_What to work on_
Print all of the data exactly as written.

_Provided records_
════════
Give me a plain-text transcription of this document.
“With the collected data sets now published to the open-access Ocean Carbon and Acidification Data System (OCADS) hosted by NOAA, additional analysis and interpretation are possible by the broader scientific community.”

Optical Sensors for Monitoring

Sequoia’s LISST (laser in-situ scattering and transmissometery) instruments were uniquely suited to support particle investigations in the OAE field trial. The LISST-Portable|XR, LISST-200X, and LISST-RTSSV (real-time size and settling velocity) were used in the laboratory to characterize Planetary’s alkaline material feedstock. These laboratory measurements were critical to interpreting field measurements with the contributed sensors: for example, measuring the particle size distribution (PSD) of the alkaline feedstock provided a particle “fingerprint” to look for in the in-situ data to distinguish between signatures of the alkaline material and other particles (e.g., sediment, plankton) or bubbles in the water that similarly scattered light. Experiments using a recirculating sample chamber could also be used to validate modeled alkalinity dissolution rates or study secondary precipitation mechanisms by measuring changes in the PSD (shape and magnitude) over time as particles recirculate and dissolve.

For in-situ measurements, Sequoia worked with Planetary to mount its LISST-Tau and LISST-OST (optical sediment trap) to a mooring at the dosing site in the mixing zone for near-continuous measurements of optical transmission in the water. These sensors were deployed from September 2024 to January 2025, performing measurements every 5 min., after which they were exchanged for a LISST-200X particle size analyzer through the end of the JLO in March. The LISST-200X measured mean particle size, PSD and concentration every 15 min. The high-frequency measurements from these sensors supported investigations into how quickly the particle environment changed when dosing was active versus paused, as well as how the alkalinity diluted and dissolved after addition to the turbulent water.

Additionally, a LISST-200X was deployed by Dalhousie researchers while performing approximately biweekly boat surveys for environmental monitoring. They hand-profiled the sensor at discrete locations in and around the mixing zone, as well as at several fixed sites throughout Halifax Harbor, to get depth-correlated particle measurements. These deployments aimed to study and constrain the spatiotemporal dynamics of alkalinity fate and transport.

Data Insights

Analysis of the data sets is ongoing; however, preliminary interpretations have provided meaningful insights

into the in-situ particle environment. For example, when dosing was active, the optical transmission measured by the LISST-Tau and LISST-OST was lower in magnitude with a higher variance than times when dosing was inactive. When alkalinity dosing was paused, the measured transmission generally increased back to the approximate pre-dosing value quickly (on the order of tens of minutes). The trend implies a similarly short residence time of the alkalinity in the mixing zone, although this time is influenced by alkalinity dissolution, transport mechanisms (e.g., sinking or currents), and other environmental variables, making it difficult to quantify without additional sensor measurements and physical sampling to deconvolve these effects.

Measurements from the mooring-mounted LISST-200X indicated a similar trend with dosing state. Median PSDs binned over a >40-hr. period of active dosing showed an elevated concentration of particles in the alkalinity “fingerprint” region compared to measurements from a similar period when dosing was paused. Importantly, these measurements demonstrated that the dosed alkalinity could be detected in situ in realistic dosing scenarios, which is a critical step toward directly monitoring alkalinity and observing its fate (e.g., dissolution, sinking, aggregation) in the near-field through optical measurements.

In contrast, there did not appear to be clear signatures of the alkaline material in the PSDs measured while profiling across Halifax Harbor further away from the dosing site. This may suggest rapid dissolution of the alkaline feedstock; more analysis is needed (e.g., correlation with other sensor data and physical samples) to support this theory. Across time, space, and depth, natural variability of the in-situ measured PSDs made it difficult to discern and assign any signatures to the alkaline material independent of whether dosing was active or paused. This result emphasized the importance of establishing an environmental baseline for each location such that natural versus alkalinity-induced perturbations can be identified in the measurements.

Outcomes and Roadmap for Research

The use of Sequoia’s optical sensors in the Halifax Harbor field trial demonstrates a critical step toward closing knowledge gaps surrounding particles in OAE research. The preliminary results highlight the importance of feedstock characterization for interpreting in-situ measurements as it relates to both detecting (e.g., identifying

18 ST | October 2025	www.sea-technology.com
════════
_Written reply_
Give me a plain-text transcription of this document.
“With the collected data sets now published to the open-access Ocean Carbon and Acidification Data System (OCADS) hosted by NOAA, additional analysis and interpretation are possible by the broader scientific community.”

Optical Sensors for Monitoring

Sequoia’s LISST (laser in-situ scattering and transmissometery) instruments were uniquely suited to support particle investigations in the OAE field trial. The LISST-Portable|XR, LISST-200X, and LISST-RTSSV (real-time size and settling velocity) were used in the laboratory to characterize Planetary’s alkaline material feedstock. These laboratory measurements were critical to interpreting field measurements with the contributed sensors: for example, measuring the particle size distribution (PSD) of the alkaline feedstock provided a particle “fingerprint” to look for in the in-situ data to distinguish between signatures of the alkaline material and other particles (e.g., sediment, plankton) or bubbles in the water that similarly scattered light. Experiments using a recirculating sample chamber could also be used to validate modeled alkalinity dissolution rates or study secondary precipitation mechanisms by measuring changes in the PSD (shape and magnitude) over time as particles recirculate and dissolve.

For in-situ measurements, Sequoia worked with Planetary to mount its LISST-Tau and LISST-OST (optical sediment trap) to a mooring at the dosing site in the mixing zone for near-continuous measurements of optical transmission in the water. These sensors were deployed from September 2024 to January 2025, performing measurements every 5 min., after which they were exchanged for a LISST-200X particle size analyzer through the end of the JLO in March. The LISST-200X measured mean particle size, PSD and concentration every 15 min. The high-frequency measurements from these sensors supported investigations into how quickly the particle environment changed when dosing was active versus paused, as well as how the alkalinity diluted and dissolved after addition to the turbulent water.

Additionally, a LISST-200X was deployed by Dalhousie researchers while performing approximately biweekly boat surveys for environmental monitoring. They hand-profiled the sensor at discrete locations in and around the mixing zone, as well as at several fixed sites throughout Halifax Harbor, to get depth-correlated particle measurements. These deployments aimed to study and constrain the spatiotemporal dynamics of alkalinity fate and transport.

Data Insights

Analysis of the data sets is ongoing; however, preliminary interpretations have provided meaningful insights

into the in-situ particle environment. For example, when dosing was active, the optical transmission measured by the LISST-Tau and LISST-OST was lower in magnitude with a higher variance than times when dosing was inactive. When alkalinity dosing was paused, the measured transmission generally increased back to the approximate pre-dosing value quickly (on the order of tens of minutes). The trend implies a similarly short residence time of the alkalinity in the mixing zone, although this time is influenced by alkalinity dissolution, transport mechanisms (e.g., sinking or currents), and other environmental variables, making it difficult to quantify without additional sensor measurements and physical sampling to deconvolve these effects.

Measurements from the mooring-mounted LISST-200X indicated a similar trend with dosing state. Median PSDs binned over a >40-hr. period of active dosing showed an elevated concentration of particles in the alkalinity “fingerprint” region compared to measurements from a similar period when dosing was paused. Importantly, these measurements demonstrated that the dosed alkalinity could be detected in situ in realistic dosing scenarios, which is a critical step toward directly monitoring alkalinity and observing its fate (e.g., dissolution, sinking, aggregation) in the near-field through optical measurements.

In contrast, there did not appear to be clear signatures of the alkaline material in the PSDs measured while profiling across Halifax Harbor further away from the dosing site. This may suggest rapid dissolution of the alkaline feedstock; more analysis is needed (e.g., correlation with other sensor data and physical samples) to support this theory. Across time, space, and depth, natural variability of the in-situ measured PSDs made it difficult to discern and assign any signatures to the alkaline material independent of whether dosing was active or paused. This result emphasized the importance of establishing an environmental baseline for each location such that natural versus alkalinity-induced perturbations can be identified in the measurements.

Outcomes and Roadmap for Research

The use of Sequoia’s optical sensors in the Halifax Harbor field trial demonstrates a critical step toward closing knowledge gaps surrounding particles in OAE research. The preliminary results highlight the importance of feedstock characterization for interpreting in-situ measurements as it relates to both detecting (e.g., identifying

18 ST | October 2025	www.sea-technology.com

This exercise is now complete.